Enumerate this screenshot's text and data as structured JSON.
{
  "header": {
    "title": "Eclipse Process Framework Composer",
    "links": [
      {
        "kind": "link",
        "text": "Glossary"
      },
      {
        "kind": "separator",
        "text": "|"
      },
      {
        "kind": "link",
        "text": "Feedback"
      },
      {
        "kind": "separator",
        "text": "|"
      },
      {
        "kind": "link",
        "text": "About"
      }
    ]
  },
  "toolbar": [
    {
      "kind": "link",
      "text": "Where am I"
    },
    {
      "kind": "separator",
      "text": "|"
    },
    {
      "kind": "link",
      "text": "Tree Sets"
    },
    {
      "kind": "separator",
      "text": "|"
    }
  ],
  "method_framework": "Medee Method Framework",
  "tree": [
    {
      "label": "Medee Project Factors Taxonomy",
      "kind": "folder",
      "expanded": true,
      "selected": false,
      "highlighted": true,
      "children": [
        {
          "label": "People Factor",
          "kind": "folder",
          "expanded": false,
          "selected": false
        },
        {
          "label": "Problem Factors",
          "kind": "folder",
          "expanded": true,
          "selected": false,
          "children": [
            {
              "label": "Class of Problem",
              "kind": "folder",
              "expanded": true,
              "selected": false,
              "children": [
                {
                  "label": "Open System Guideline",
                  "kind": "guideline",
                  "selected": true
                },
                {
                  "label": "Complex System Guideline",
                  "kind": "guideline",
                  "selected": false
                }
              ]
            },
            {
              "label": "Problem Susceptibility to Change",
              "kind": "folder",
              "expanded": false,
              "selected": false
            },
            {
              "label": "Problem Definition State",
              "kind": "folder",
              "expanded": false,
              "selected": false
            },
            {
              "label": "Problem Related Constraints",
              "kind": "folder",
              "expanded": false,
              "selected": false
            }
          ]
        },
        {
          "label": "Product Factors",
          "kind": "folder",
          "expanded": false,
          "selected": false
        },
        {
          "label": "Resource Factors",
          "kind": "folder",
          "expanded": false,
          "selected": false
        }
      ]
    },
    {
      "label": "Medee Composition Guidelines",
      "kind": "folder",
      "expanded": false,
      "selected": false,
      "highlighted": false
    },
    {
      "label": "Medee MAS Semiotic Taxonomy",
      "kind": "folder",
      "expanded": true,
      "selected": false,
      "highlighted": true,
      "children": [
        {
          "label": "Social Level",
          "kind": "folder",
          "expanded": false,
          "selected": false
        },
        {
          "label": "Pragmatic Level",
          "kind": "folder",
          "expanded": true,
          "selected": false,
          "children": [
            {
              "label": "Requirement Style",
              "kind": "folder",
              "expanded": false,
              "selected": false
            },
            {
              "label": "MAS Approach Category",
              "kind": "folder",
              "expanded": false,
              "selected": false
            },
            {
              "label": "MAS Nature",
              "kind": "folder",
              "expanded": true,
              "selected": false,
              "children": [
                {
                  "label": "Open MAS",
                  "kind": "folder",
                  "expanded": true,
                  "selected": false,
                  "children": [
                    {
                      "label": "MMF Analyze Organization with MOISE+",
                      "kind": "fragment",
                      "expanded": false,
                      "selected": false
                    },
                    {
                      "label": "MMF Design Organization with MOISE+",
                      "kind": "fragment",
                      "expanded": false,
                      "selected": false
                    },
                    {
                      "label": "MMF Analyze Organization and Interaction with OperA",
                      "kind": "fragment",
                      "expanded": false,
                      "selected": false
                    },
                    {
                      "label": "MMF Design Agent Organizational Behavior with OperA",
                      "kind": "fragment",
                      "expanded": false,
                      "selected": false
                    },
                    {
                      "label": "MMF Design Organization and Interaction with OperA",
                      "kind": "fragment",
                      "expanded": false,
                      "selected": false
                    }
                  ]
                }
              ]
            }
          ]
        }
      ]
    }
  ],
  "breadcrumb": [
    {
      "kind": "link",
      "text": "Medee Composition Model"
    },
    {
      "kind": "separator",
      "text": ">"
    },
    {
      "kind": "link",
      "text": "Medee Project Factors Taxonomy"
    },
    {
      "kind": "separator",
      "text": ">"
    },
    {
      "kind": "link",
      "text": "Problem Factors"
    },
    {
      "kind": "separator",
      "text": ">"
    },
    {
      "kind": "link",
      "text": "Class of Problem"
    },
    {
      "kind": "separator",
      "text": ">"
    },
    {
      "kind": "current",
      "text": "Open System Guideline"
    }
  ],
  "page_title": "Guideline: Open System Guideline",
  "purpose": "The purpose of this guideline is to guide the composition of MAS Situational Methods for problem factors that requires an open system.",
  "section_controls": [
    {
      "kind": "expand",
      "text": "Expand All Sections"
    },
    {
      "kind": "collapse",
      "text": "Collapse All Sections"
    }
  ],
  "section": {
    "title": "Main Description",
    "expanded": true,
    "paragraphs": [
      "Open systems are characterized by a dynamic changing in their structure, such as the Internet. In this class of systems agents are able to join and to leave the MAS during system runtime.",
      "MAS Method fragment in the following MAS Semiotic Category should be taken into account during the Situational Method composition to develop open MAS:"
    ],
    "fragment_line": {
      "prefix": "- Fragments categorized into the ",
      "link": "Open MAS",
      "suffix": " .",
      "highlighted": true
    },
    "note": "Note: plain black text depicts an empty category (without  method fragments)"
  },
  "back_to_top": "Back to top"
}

****************

* TASK TO CARRY OUT
Write out every entry above, word for word.

* SOLUTION FOR THIS EXERCISE
Enumerate this screenshot's text and data as structured JSON.
{
  "header": {
    "title": "Eclipse Process Framework Composer",
    "links": [
      {
        "kind": "link",
        "text": "Glossary"
      },
      {
        "kind": "separator",
        "text": "|"
      },
      {
        "kind": "link",
        "text": "Feedback"
      },
      {
        "kind": "separator",
        "text": "|"
      },
      {
        "kind": "link",
        "text": "About"
      }
    ]
  },
  "toolbar": [
    {
      "kind": "link",
      "text": "Where am I"
    },
    {
      "kind": "separator",
      "text": "|"
    },
    {
      "kind": "link",
      "text": "Tree Sets"
    },
    {
      "kind": "separator",
      "text": "|"
    }
  ],
  "method_framework": "Medee Method Framework",
  "tree": [
    {
      "label": "Medee Project Factors Taxonomy",
      "kind": "folder",
      "expanded": true,
      "selected": false,
      "highlighted": true,
      "children": [
        {
          "label": "People Factor",
          "kind": "folder",
          "expanded": false,
          "selected": false
        },
        {
          "label": "Problem Factors",
          "kind": "folder",
          "expanded": true,
          "selected": false,
          "children": [
            {
              "label": "Class of Problem",
              "kind": "folder",
              "expanded": true,
              "selected": false,
              "children": [
                {
                  "label": "Open System Guideline",
                  "kind": "guideline",
                  "selected": true
                },
                {
                  "label": "Complex System Guideline",
                  "kind": "guideline",
                  "selected": false
                }
              ]
            },
            {
              "label": "Problem Susceptibility to Change",
              "kind": "folder",
              "expanded": false,
              "selected": false
            },
            {
              "label": "Problem Definition State",
              "kind": "folder",
              "expanded": false,
              "selected": false
            },
            {
              "label": "Problem Related Constraints",
              "kind": "folder",
              "expanded": false,
              "selected": false
            }
          ]
        },
        {
          "label": "Product Factors",
          "kind": "folder",
          "expanded": false,
          "selected": false
        },
        {
          "label": "Resource Factors",
          "kind": "folder",
          "expanded": false,
          "selected": false
        }
      ]
    },
    {
      "label": "Medee Composition Guidelines",
      "kind": "folder",
      "expanded": false,
      "selected": false,
      "highlighted": false
    },
    {
      "label": "Medee MAS Semiotic Taxonomy",
      "kind": "folder",
      "expanded": true,
      "selected": false,
      "highlighted": true,
      "children": [
        {
          "label": "Social Level",
          "kind": "folder",
          "expanded": false,
          "selected": false
        },
        {
          "label": "Pragmatic Level",
          "kind": "folder",
          "expanded": true,
          "selected": false,
          "children": [
            {
              "label": "Requirement Style",
              "kind": "folder",
              "expanded": false,
              "selected": false
            },
            {
              "label": "MAS Approach Category",
              "kind": "folder",
              "expanded": false,
              "selected": false
            },
            {
              "label": "MAS Nature",
              "kind": "folder",
              "expanded": true,
              "selected": false,
              "children": [
                {
                  "label": "Open MAS",
                  "kind": "folder",
                  "expanded": true,
                  "selected": false,
                  "children": [
                    {
                      "label": "MMF Analyze Organization with MOISE+",
                      "kind": "fragment",
                      "expanded": false,
                      "selected": false
                    },
                    {
                      "label": "MMF Design Organization with MOISE+",
                      "kind": "fragment",
                      "expanded": false,
                      "selected": false
                    },
                    {
                      "label": "MMF Analyze Organization and Interaction with OperA",
                      "kind": "fragment",
                      "expanded": false,
                      "selected": false
                    },
                    {
                      "label": "MMF Design Agent Organizational Behavior with OperA",
                      "kind": "fragment",
                      "expanded": false,
                      "selected": false
                    },
                    {
                      "label": "MMF Design Organization and Interaction with OperA",
                      "kind": "fragment",
                      "expanded": false,
                      "selected": false
                    }
                  ]
                }
              ]
            }
          ]
        }
      ]
    }
  ],
  "breadcrumb": [
    {
      "kind": "link",
      "text": "Medee Composition Model"
    },
    {
      "kind": "separator",
      "text": ">"
    },
    {
      "kind": "link",
      "text": "Medee Project Factors Taxonomy"
    },
    {
      "kind": "separator",
      "text": ">"
    },
    {
      "kind": "link",
      "text": "Problem Factors"
    },
    {
      "kind": "separator",
      "text": ">"
    },
    {
      "kind": "link",
      "text": "Class of Problem"
    },
    {
      "kind": "separator",
      "text": ">"
    },
    {
      "kind": "current",
      "text": "Open System Guideline"
    }
  ],
  "page_title": "Guideline: Open System Guideline",
  "purpose": "The purpose of this guideline is to guide the composition of MAS Situational Methods for problem factors that requires an open system.",
  "section_controls": [
    {
      "kind": "expand",
      "text": "Expand All Sections"
    },
    {
      "kind": "collapse",
      "text": "Collapse All Sections"
    }
  ],
  "section": {
    "title": "Main Description",
    "expanded": true,
    "paragraphs": [
      "Open systems are characterized by a dynamic changing in their structure, such as the Internet. In this class of systems agents are able to join and to leave the MAS during system runtime.",
      "MAS Method fragment in the following MAS Semiotic Category should be taken into account during the Situational Method composition to develop open MAS:"
    ],
    "fragment_line": {
      "prefix": "- Fragments categorized into the ",
      "link": "Open MAS",
      "suffix": " .",
      "highlighted": true
    },
    "note": "Note: plain black text depicts an empty category (without  method fragments)"
  },
  "back_to_top": "Back to top"
}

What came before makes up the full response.